======== Input records
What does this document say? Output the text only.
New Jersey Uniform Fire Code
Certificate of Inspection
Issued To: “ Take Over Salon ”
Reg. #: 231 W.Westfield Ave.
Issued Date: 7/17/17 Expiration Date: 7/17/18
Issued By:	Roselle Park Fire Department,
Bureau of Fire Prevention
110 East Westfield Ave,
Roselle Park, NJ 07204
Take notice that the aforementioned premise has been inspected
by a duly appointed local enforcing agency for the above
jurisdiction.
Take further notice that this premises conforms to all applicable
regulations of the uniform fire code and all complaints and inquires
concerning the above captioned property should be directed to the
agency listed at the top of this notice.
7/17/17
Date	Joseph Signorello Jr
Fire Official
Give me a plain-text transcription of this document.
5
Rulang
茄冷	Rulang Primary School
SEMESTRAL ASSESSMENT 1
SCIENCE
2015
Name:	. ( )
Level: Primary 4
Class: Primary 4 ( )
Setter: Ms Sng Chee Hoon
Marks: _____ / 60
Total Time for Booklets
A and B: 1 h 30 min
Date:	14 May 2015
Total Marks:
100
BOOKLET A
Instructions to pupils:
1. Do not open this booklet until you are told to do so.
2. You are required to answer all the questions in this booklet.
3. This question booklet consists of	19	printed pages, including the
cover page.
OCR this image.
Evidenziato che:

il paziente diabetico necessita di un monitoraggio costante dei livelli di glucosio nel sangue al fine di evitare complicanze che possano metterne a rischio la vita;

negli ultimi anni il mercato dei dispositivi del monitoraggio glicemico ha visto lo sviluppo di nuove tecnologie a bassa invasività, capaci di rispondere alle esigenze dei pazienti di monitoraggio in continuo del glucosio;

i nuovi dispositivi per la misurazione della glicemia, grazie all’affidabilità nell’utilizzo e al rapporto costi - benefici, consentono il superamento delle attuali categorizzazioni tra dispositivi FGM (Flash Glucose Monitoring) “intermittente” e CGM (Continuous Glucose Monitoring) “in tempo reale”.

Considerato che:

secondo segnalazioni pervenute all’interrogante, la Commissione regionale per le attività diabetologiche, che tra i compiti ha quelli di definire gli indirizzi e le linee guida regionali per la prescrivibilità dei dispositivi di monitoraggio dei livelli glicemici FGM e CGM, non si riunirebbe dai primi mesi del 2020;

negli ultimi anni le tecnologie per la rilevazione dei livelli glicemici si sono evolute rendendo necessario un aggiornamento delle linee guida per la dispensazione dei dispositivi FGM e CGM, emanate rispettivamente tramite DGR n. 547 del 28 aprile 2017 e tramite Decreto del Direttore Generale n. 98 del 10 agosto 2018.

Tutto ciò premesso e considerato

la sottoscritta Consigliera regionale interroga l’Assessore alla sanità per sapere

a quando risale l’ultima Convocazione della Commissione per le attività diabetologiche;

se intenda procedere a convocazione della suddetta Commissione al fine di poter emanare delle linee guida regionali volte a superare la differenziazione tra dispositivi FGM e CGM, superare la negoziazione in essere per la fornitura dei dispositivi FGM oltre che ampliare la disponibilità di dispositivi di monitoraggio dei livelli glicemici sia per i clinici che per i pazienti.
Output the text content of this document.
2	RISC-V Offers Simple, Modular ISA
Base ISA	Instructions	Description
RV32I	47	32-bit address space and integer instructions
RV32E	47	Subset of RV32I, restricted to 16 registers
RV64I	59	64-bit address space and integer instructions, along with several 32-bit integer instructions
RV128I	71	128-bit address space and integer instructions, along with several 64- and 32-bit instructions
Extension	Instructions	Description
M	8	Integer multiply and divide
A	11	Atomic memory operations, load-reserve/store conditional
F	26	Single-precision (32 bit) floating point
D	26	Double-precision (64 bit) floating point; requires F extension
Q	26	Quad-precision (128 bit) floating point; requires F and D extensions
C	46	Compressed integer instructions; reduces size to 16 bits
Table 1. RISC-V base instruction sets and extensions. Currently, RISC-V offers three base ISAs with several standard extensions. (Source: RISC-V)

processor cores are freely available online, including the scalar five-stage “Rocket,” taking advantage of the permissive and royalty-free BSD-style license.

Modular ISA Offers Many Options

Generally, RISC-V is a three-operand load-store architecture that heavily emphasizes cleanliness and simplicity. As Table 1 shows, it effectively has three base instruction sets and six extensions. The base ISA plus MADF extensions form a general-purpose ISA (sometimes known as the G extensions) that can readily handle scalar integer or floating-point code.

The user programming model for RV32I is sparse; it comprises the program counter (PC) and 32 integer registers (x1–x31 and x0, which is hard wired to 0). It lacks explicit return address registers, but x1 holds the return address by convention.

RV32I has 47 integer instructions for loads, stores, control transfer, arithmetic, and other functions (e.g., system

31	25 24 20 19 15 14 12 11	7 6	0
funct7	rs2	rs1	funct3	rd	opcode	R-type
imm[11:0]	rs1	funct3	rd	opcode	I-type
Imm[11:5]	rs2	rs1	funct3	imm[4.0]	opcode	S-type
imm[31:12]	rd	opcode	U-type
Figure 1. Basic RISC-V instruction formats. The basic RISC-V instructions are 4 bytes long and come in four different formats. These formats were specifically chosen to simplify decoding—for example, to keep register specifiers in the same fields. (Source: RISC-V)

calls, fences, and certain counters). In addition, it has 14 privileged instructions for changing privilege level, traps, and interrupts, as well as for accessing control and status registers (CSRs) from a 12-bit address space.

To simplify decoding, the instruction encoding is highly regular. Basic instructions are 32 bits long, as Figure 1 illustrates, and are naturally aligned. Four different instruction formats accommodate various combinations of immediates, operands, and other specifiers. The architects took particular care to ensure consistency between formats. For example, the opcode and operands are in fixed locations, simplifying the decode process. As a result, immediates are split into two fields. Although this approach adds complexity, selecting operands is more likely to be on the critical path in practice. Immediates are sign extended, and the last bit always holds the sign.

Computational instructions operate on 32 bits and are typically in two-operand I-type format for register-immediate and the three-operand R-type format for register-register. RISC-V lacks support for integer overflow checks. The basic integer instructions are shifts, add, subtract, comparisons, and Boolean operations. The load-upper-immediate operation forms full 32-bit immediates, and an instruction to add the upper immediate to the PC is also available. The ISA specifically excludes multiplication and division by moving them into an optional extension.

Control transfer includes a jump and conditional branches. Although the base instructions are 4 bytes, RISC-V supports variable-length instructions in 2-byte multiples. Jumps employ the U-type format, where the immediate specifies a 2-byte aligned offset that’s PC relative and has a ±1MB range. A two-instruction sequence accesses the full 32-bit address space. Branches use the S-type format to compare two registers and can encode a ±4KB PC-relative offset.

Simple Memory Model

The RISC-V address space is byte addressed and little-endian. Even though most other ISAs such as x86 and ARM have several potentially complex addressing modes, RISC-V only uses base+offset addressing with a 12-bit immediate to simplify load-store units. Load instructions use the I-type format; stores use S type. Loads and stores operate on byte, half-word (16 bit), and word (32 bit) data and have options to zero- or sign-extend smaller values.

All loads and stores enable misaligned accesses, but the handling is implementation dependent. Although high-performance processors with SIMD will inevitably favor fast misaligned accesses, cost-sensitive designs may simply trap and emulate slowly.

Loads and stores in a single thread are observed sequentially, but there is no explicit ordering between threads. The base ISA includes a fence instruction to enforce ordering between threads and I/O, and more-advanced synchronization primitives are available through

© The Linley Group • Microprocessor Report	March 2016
================
The request
Print out the whole listing exactly as it appears.

Output of the task
What does this document say? Output the text only.
New Jersey Uniform Fire Code
Certificate of Inspection
Issued To: “ Take Over Salon ”
Reg. #: 231 W.Westfield Ave.
Issued Date: 7/17/17 Expiration Date: 7/17/18
Issued By:	Roselle Park Fire Department,
Bureau of Fire Prevention
110 East Westfield Ave,
Roselle Park, NJ 07204
Take notice that the aforementioned premise has been inspected
by a duly appointed local enforcing agency for the above
jurisdiction.
Take further notice that this premises conforms to all applicable
regulations of the uniform fire code and all complaints and inquires
concerning the above captioned property should be directed to the
agency listed at the top of this notice.
7/17/17
Date	Joseph Signorello Jr
Fire Official
Give me a plain-text transcription of this document.
5
Rulang
茄冷	Rulang Primary School
SEMESTRAL ASSESSMENT 1
SCIENCE
2015
Name:	. ( )
Level: Primary 4
Class: Primary 4 ( )
Setter: Ms Sng Chee Hoon
Marks: _____ / 60
Total Time for Booklets
A and B: 1 h 30 min
Date:	14 May 2015
Total Marks:
100
BOOKLET A
Instructions to pupils:
1. Do not open this booklet until you are told to do so.
2. You are required to answer all the questions in this booklet.
3. This question booklet consists of	19	printed pages, including the
cover page.
OCR this image.
Evidenziato che:

il paziente diabetico necessita di un monitoraggio costante dei livelli di glucosio nel sangue al fine di evitare complicanze che possano metterne a rischio la vita;

negli ultimi anni il mercato dei dispositivi del monitoraggio glicemico ha visto lo sviluppo di nuove tecnologie a bassa invasività, capaci di rispondere alle esigenze dei pazienti di monitoraggio in continuo del glucosio;

i nuovi dispositivi per la misurazione della glicemia, grazie all’affidabilità nell’utilizzo e al rapporto costi - benefici, consentono il superamento delle attuali categorizzazioni tra dispositivi FGM (Flash Glucose Monitoring) “intermittente” e CGM (Continuous Glucose Monitoring) “in tempo reale”.

Considerato che:

secondo segnalazioni pervenute all’interrogante, la Commissione regionale per le attività diabetologiche, che tra i compiti ha quelli di definire gli indirizzi e le linee guida regionali per la prescrivibilità dei dispositivi di monitoraggio dei livelli glicemici FGM e CGM, non si riunirebbe dai primi mesi del 2020;

negli ultimi anni le tecnologie per la rilevazione dei livelli glicemici si sono evolute rendendo necessario un aggiornamento delle linee guida per la dispensazione dei dispositivi FGM e CGM, emanate rispettivamente tramite DGR n. 547 del 28 aprile 2017 e tramite Decreto del Direttore Generale n. 98 del 10 agosto 2018.

Tutto ciò premesso e considerato

la sottoscritta Consigliera regionale interroga l’Assessore alla sanità per sapere

a quando risale l’ultima Convocazione della Commissione per le attività diabetologiche;

se intenda procedere a convocazione della suddetta Commissione al fine di poter emanare delle linee guida regionali volte a superare la differenziazione tra dispositivi FGM e CGM, superare la negoziazione in essere per la fornitura dei dispositivi FGM oltre che ampliare la disponibilità di dispositivi di monitoraggio dei livelli glicemici sia per i clinici che per i pazienti.
Output the text content of this document.
2	RISC-V Offers Simple, Modular ISA
Base ISA	Instructions	Description
RV32I	47	32-bit address space and integer instructions
RV32E	47	Subset of RV32I, restricted to 16 registers
RV64I	59	64-bit address space and integer instructions, along with several 32-bit integer instructions
RV128I	71	128-bit address space and integer instructions, along with several 64- and 32-bit instructions
Extension	Instructions	Description
M	8	Integer multiply and divide
A	11	Atomic memory operations, load-reserve/store conditional
F	26	Single-precision (32 bit) floating point
D	26	Double-precision (64 bit) floating point; requires F extension
Q	26	Quad-precision (128 bit) floating point; requires F and D extensions
C	46	Compressed integer instructions; reduces size to 16 bits
Table 1. RISC-V base instruction sets and extensions. Currently, RISC-V offers three base ISAs with several standard extensions. (Source: RISC-V)

processor cores are freely available online, including the scalar five-stage “Rocket,” taking advantage of the permissive and royalty-free BSD-style license.

Modular ISA Offers Many Options

Generally, RISC-V is a three-operand load-store architecture that heavily emphasizes cleanliness and simplicity. As Table 1 shows, it effectively has three base instruction sets and six extensions. The base ISA plus MADF extensions form a general-purpose ISA (sometimes known as the G extensions) that can readily handle scalar integer or floating-point code.

The user programming model for RV32I is sparse; it comprises the program counter (PC) and 32 integer registers (x1–x31 and x0, which is hard wired to 0). It lacks explicit return address registers, but x1 holds the return address by convention.

RV32I has 47 integer instructions for loads, stores, control transfer, arithmetic, and other functions (e.g., system

31	25 24 20 19 15 14 12 11	7 6	0
funct7	rs2	rs1	funct3	rd	opcode	R-type
imm[11:0]	rs1	funct3	rd	opcode	I-type
Imm[11:5]	rs2	rs1	funct3	imm[4.0]	opcode	S-type
imm[31:12]	rd	opcode	U-type
Figure 1. Basic RISC-V instruction formats. The basic RISC-V instructions are 4 bytes long and come in four different formats. These formats were specifically chosen to simplify decoding—for example, to keep register specifiers in the same fields. (Source: RISC-V)

calls, fences, and certain counters). In addition, it has 14 privileged instructions for changing privilege level, traps, and interrupts, as well as for accessing control and status registers (CSRs) from a 12-bit address space.

To simplify decoding, the instruction encoding is highly regular. Basic instructions are 32 bits long, as Figure 1 illustrates, and are naturally aligned. Four different instruction formats accommodate various combinations of immediates, operands, and other specifiers. The architects took particular care to ensure consistency between formats. For example, the opcode and operands are in fixed locations, simplifying the decode process. As a result, immediates are split into two fields. Although this approach adds complexity, selecting operands is more likely to be on the critical path in practice. Immediates are sign extended, and the last bit always holds the sign.

Computational instructions operate on 32 bits and are typically in two-operand I-type format for register-immediate and the three-operand R-type format for register-register. RISC-V lacks support for integer overflow checks. The basic integer instructions are shifts, add, subtract, comparisons, and Boolean operations. The load-upper-immediate operation forms full 32-bit immediates, and an instruction to add the upper immediate to the PC is also available. The ISA specifically excludes multiplication and division by moving them into an optional extension.

Control transfer includes a jump and conditional branches. Although the base instructions are 4 bytes, RISC-V supports variable-length instructions in 2-byte multiples. Jumps employ the U-type format, where the immediate specifies a 2-byte aligned offset that’s PC relative and has a ±1MB range. A two-instruction sequence accesses the full 32-bit address space. Branches use the S-type format to compare two registers and can encode a ±4KB PC-relative offset.

Simple Memory Model

The RISC-V address space is byte addressed and little-endian. Even though most other ISAs such as x86 and ARM have several potentially complex addressing modes, RISC-V only uses base+offset addressing with a 12-bit immediate to simplify load-store units. Load instructions use the I-type format; stores use S type. Loads and stores operate on byte, half-word (16 bit), and word (32 bit) data and have options to zero- or sign-extend smaller values.

All loads and stores enable misaligned accesses, but the handling is implementation dependent. Although high-performance processors with SIMD will inevitably favor fast misaligned accesses, cost-sensitive designs may simply trap and emulate slowly.

Loads and stores in a single thread are observed sequentially, but there is no explicit ordering between threads. The base ISA includes a fence instruction to enforce ordering between threads and I/O, and more-advanced synchronization primitives are available through

© The Linley Group • Microprocessor Report	March 2016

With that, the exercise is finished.